WHAT NEEDS TO BE DONE => Render the material again word for word, skipping the pictures in it.

----------

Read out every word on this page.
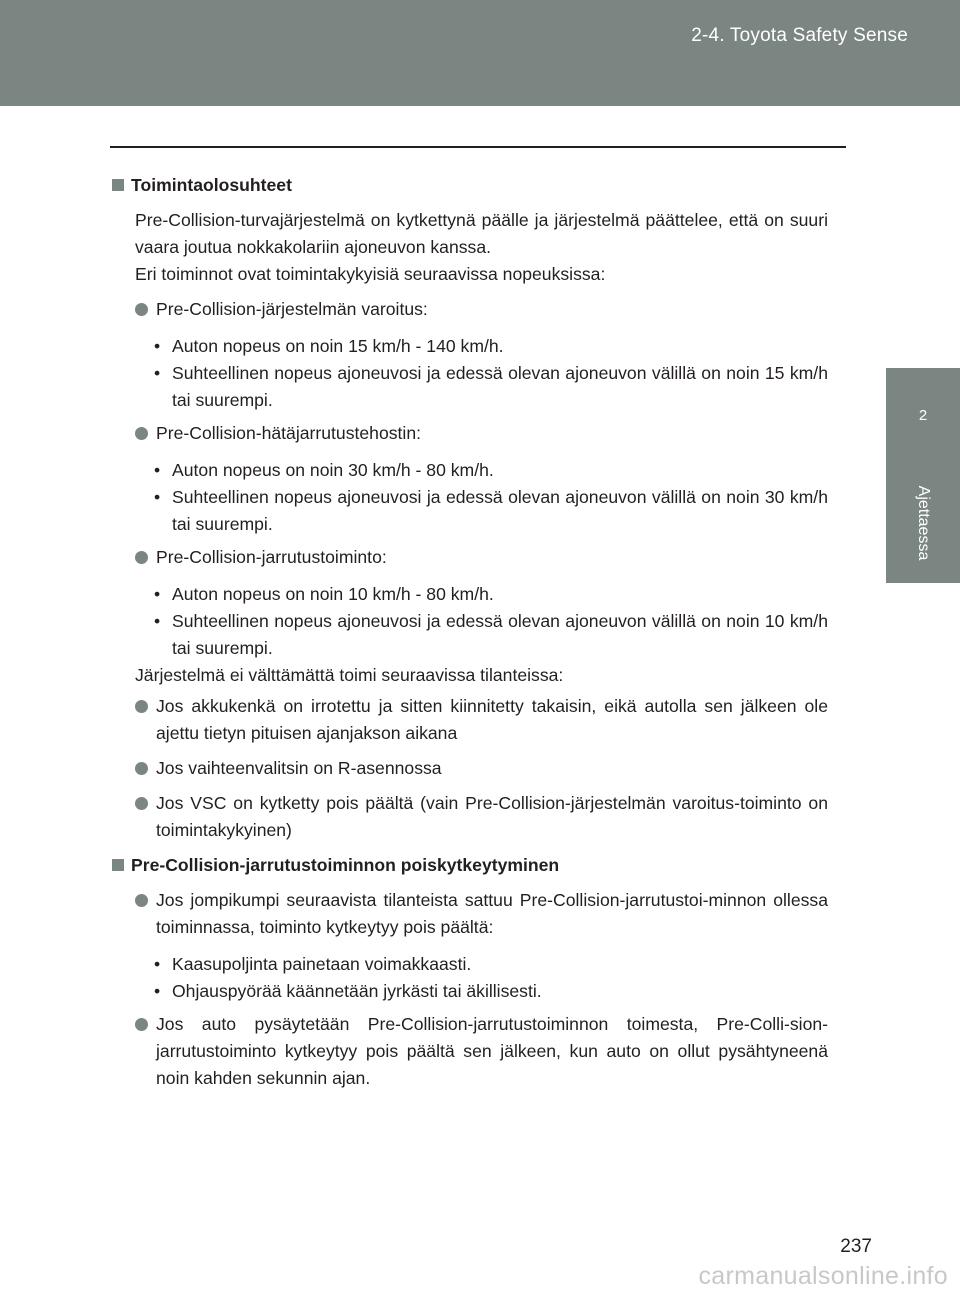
2-4. Toyota Safety Sense
2
Ajettaessa
Toimintaolosuhteet
Pre-Collision-turvajärjestelmä on kytkettynä päälle ja järjestelmä päättelee, että on suuri vaara joutua nokkakolariin ajoneuvon kanssa.
Eri toiminnot ovat toimintakykyisiä seuraavissa nopeuksissa:
Pre-Collision-järjestelmän varoitus:
• Auton nopeus on noin 15 km/h - 140 km/h.
• Suhteellinen nopeus ajoneuvosi ja edessä olevan ajoneuvon välillä on noin 15 km/h tai suurempi.
Pre-Collision-hätäjarrutustehostin:
• Auton nopeus on noin 30 km/h - 80 km/h.
• Suhteellinen nopeus ajoneuvosi ja edessä olevan ajoneuvon välillä on noin 30 km/h tai suurempi.
Pre-Collision-jarrutustoiminto:
• Auton nopeus on noin 10 km/h - 80 km/h.
• Suhteellinen nopeus ajoneuvosi ja edessä olevan ajoneuvon välillä on noin 10 km/h tai suurempi.
Järjestelmä ei välttämättä toimi seuraavissa tilanteissa:
Jos akkukenkä on irrotettu ja sitten kiinnitetty takaisin, eikä autolla sen jälkeen ole ajettu tietyn pituisen ajanjakson aikana
Jos vaihteenvalitsin on R-asennossa
Jos VSC on kytketty pois päältä (vain Pre-Collision-järjestelmän varoitus-toiminto on toimintakykyinen)
Pre-Collision-jarrutustoiminnon poiskytkeytyminen
Jos jompikumpi seuraavista tilanteista sattuu Pre-Collision-jarrutustoi-minnon ollessa toiminnassa, toiminto kytkeytyy pois päältä:
• Kaasupoljinta painetaan voimakkaasti.
• Ohjauspyörää käännetään jyrkästi tai äkillisesti.
Jos auto pysäytetään Pre-Collision-jarrutustoiminnon toimesta, Pre-Colli-sion-jarrutustoiminto kytkeytyy pois päältä sen jälkeen, kun auto on ollut pysähtyneenä noin kahden sekunnin ajan.
237
carmanualsonline.info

----------

ANSWER IN FULL =>
Read out every word on this page.
2-4. Toyota Safety Sense
2
Ajettaessa
Toimintaolosuhteet
Pre-Collision-turvajärjestelmä on kytkettynä päälle ja järjestelmä päättelee, että on suuri vaara joutua nokkakolariin ajoneuvon kanssa.
Eri toiminnot ovat toimintakykyisiä seuraavissa nopeuksissa:
Pre-Collision-järjestelmän varoitus:
• Auton nopeus on noin 15 km/h - 140 km/h.
• Suhteellinen nopeus ajoneuvosi ja edessä olevan ajoneuvon välillä on noin 15 km/h tai suurempi.
Pre-Collision-hätäjarrutustehostin:
• Auton nopeus on noin 30 km/h - 80 km/h.
• Suhteellinen nopeus ajoneuvosi ja edessä olevan ajoneuvon välillä on noin 30 km/h tai suurempi.
Pre-Collision-jarrutustoiminto:
• Auton nopeus on noin 10 km/h - 80 km/h.
• Suhteellinen nopeus ajoneuvosi ja edessä olevan ajoneuvon välillä on noin 10 km/h tai suurempi.
Järjestelmä ei välttämättä toimi seuraavissa tilanteissa:
Jos akkukenkä on irrotettu ja sitten kiinnitetty takaisin, eikä autolla sen jälkeen ole ajettu tietyn pituisen ajanjakson aikana
Jos vaihteenvalitsin on R-asennossa
Jos VSC on kytketty pois päältä (vain Pre-Collision-järjestelmän varoitus-toiminto on toimintakykyinen)
Pre-Collision-jarrutustoiminnon poiskytkeytyminen
Jos jompikumpi seuraavista tilanteista sattuu Pre-Collision-jarrutustoi-minnon ollessa toiminnassa, toiminto kytkeytyy pois päältä:
• Kaasupoljinta painetaan voimakkaasti.
• Ohjauspyörää käännetään jyrkästi tai äkillisesti.
Jos auto pysäytetään Pre-Collision-jarrutustoiminnon toimesta, Pre-Colli-sion-jarrutustoiminto kytkeytyy pois päältä sen jälkeen, kun auto on ollut pysähtyneenä noin kahden sekunnin ajan.
237
carmanualsonline.info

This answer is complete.